> WRITTEN REQUEST
Reproduce the records that follow in full, excluding any picture they contain.

> DATA ROWS
=-=-=

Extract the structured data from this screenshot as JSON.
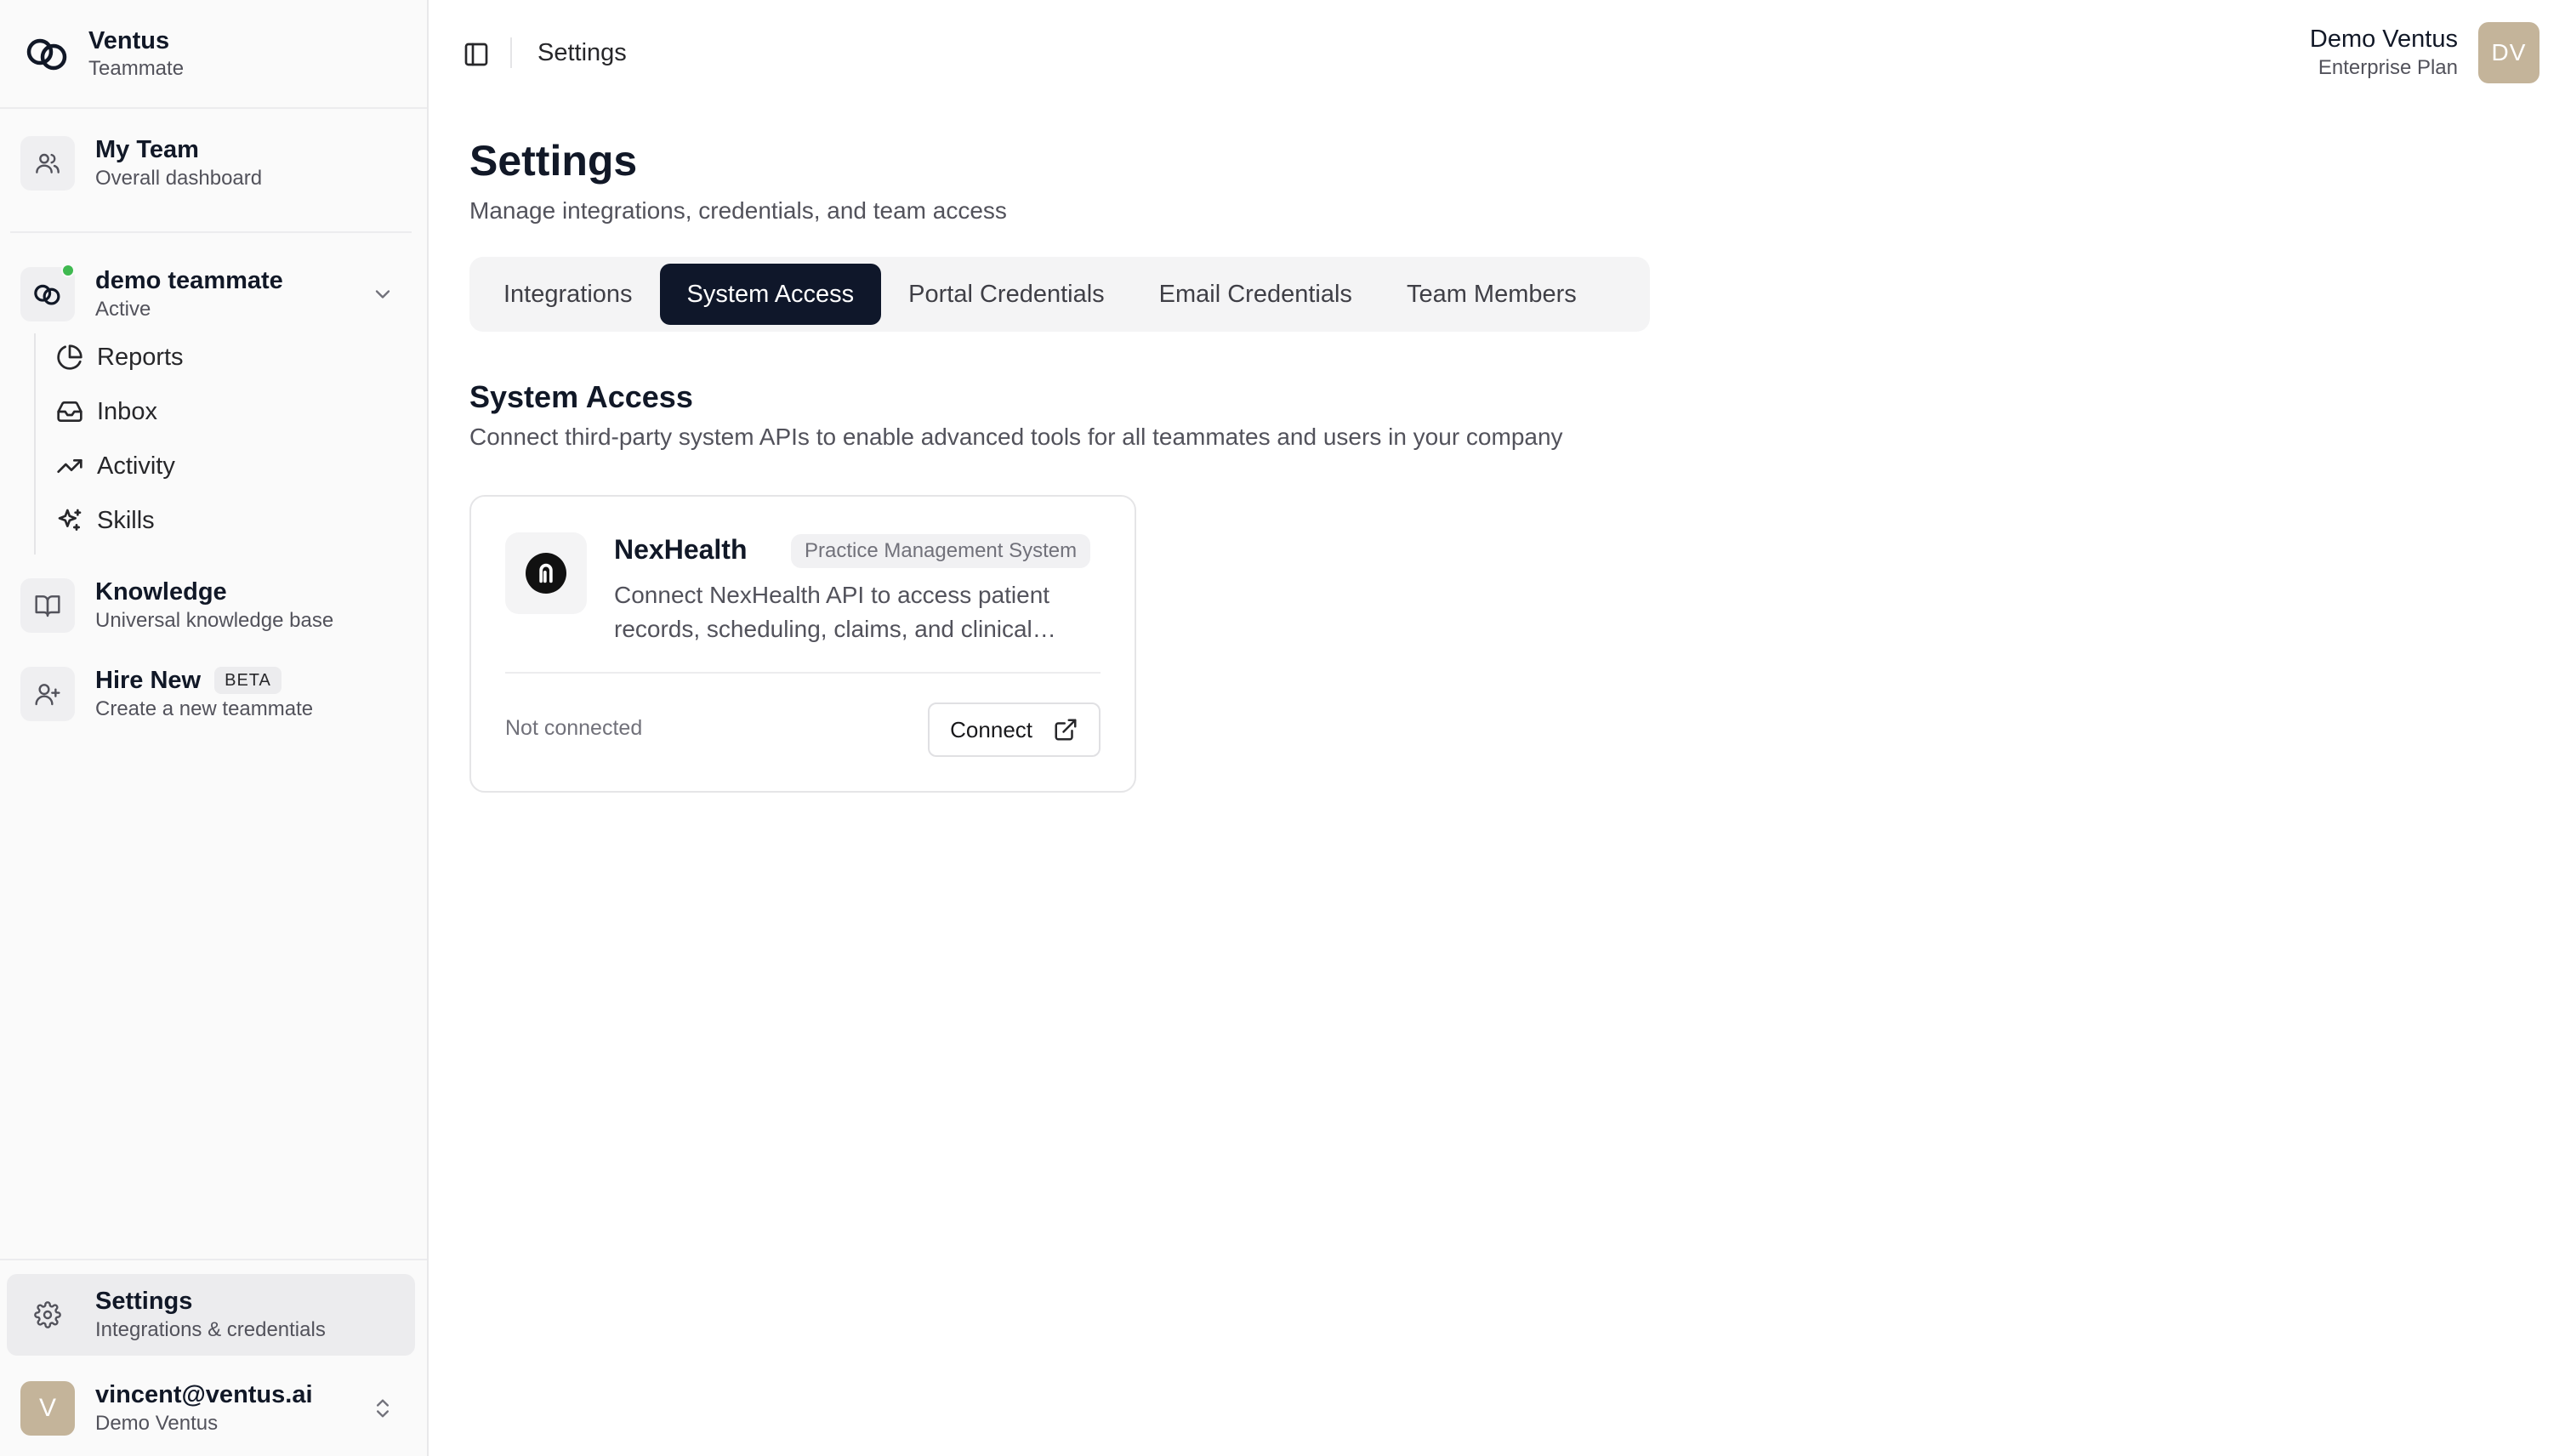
{
  "brand": {
    "name": "Ventus",
    "subtitle": "Teammate"
  },
  "sidebar": {
    "my_team": {
      "title": "My Team",
      "subtitle": "Overall dashboard"
    },
    "teammate": {
      "name": "demo teammate",
      "status": "Active",
      "status_color": "#3fb950"
    },
    "subnav": [
      {
        "label": "Reports",
        "icon": "pie-chart-icon"
      },
      {
        "label": "Inbox",
        "icon": "inbox-icon"
      },
      {
        "label": "Activity",
        "icon": "trending-up-icon"
      },
      {
        "label": "Skills",
        "icon": "sparkles-icon"
      }
    ],
    "knowledge": {
      "title": "Knowledge",
      "subtitle": "Universal knowledge base"
    },
    "hire_new": {
      "title": "Hire New",
      "badge": "BETA",
      "subtitle": "Create a new teammate"
    },
    "settings": {
      "title": "Settings",
      "subtitle": "Integrations & credentials"
    },
    "account": {
      "initial": "V",
      "email": "vincent@ventus.ai",
      "org": "Demo Ventus"
    }
  },
  "topbar": {
    "title": "Settings",
    "user": {
      "name": "Demo Ventus",
      "plan": "Enterprise Plan",
      "initials": "DV"
    }
  },
  "page": {
    "title": "Settings",
    "subtitle": "Manage integrations, credentials, and team access"
  },
  "tabs": [
    {
      "label": "Integrations",
      "active": false
    },
    {
      "label": "System Access",
      "active": true
    },
    {
      "label": "Portal Credentials",
      "active": false
    },
    {
      "label": "Email Credentials",
      "active": false
    },
    {
      "label": "Team Members",
      "active": false
    }
  ],
  "section": {
    "title": "System Access",
    "subtitle": "Connect third-party system APIs to enable advanced tools for all teammates and users in your company"
  },
  "card": {
    "name": "NexHealth",
    "badge": "Practice Management System",
    "description": "Connect NexHealth API to access patient records, scheduling, claims, and clinical…",
    "status": "Not connected",
    "button": "Connect"
  },
  "colors": {
    "accent": "#0f172a",
    "avatar": "#c4b49a",
    "online": "#3fb950"
  }
}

=-=-=

> RESULT OF THE EXERCISE
Extract the structured data from this screenshot as JSON.
{
  "brand": {
    "name": "Ventus",
    "subtitle": "Teammate"
  },
  "sidebar": {
    "my_team": {
      "title": "My Team",
      "subtitle": "Overall dashboard"
    },
    "teammate": {
      "name": "demo teammate",
      "status": "Active",
      "status_color": "#3fb950"
    },
    "subnav": [
      {
        "label": "Reports",
        "icon": "pie-chart-icon"
      },
      {
        "label": "Inbox",
        "icon": "inbox-icon"
      },
      {
        "label": "Activity",
        "icon": "trending-up-icon"
      },
      {
        "label": "Skills",
        "icon": "sparkles-icon"
      }
    ],
    "knowledge": {
      "title": "Knowledge",
      "subtitle": "Universal knowledge base"
    },
    "hire_new": {
      "title": "Hire New",
      "badge": "BETA",
      "subtitle": "Create a new teammate"
    },
    "settings": {
      "title": "Settings",
      "subtitle": "Integrations & credentials"
    },
    "account": {
      "initial": "V",
      "email": "vincent@ventus.ai",
      "org": "Demo Ventus"
    }
  },
  "topbar": {
    "title": "Settings",
    "user": {
      "name": "Demo Ventus",
      "plan": "Enterprise Plan",
      "initials": "DV"
    }
  },
  "page": {
    "title": "Settings",
    "subtitle": "Manage integrations, credentials, and team access"
  },
  "tabs": [
    {
      "label": "Integrations",
      "active": false
    },
    {
      "label": "System Access",
      "active": true
    },
    {
      "label": "Portal Credentials",
      "active": false
    },
    {
      "label": "Email Credentials",
      "active": false
    },
    {
      "label": "Team Members",
      "active": false
    }
  ],
  "section": {
    "title": "System Access",
    "subtitle": "Connect third-party system APIs to enable advanced tools for all teammates and users in your company"
  },
  "card": {
    "name": "NexHealth",
    "badge": "Practice Management System",
    "description": "Connect NexHealth API to access patient records, scheduling, claims, and clinical…",
    "status": "Not connected",
    "button": "Connect"
  },
  "colors": {
    "accent": "#0f172a",
    "avatar": "#c4b49a",
    "online": "#3fb950"
  }
}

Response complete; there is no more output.